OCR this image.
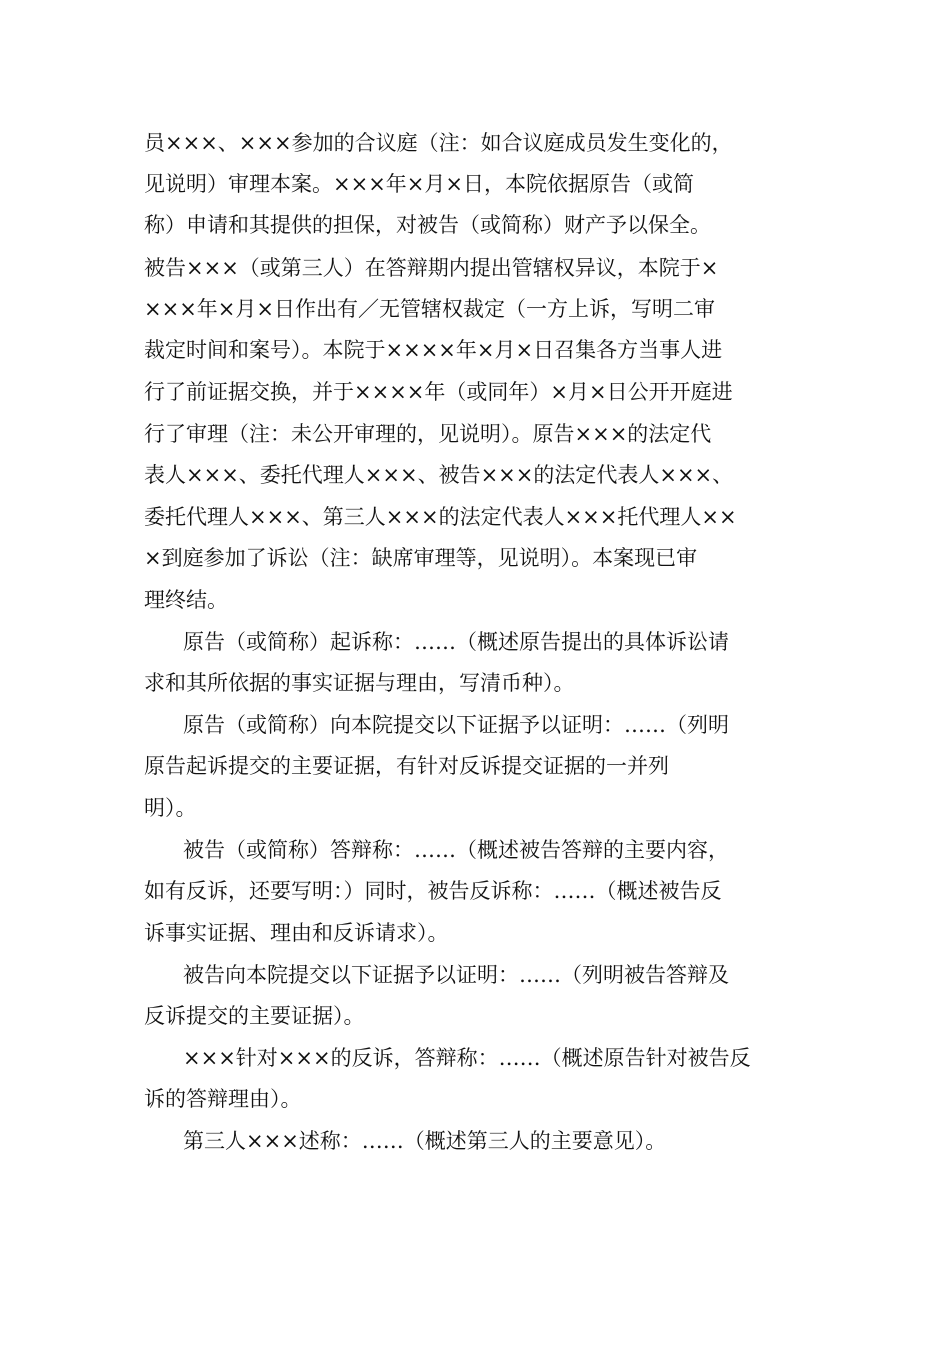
员×××、×××参加的合议庭（注：如合议庭成员发生变化的，
见说明）审理本案。×××年×月×日，本院依据原告（或简
称）申请和其提供的担保，对被告（或简称）财产予以保全。
被告×××（或第三人）在答辩期内提出管辖权异议，本院于×
×××年×月×日作出有／无管辖权裁定（一方上诉，写明二审
裁定时间和案号）。本院于××××年×月×日召集各方当事人进
行了前证据交换，并于××××年（或同年）×月×日公开开庭进
行了审理（注：未公开审理的，见说明）。原告×××的法定代
表人×××、委托代理人×××、被告×××的法定代表人×××、
委托代理人×××、第三人×××的法定代表人×××托代理人××
×到庭参加了诉讼（注：缺席审理等，见说明）。本案现已审
理终结。
原告（或简称）起诉称：……（概述原告提出的具体诉讼请
求和其所依据的事实证据与理由，写清币种）。
原告（或简称）向本院提交以下证据予以证明：……（列明
原告起诉提交的主要证据，有针对反诉提交证据的一并列
明）。
被告（或简称）答辩称：……（概述被告答辩的主要内容，
如有反诉，还要写明：）同时，被告反诉称：……（概述被告反
诉事实证据、理由和反诉请求）。
被告向本院提交以下证据予以证明：……（列明被告答辩及
反诉提交的主要证据）。
×××针对×××的反诉，答辩称：……（概述原告针对被告反
诉的答辩理由）。
第三人×××述称：……（概述第三人的主要意见）。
────────
Copy each line of the listing that holds the word "委托代理人".

RESULT OF THE TASK
表人×××、委托代理人×××、被告×××的法定代表人×××、
委托代理人×××、第三人×××的法定代表人×××托代理人××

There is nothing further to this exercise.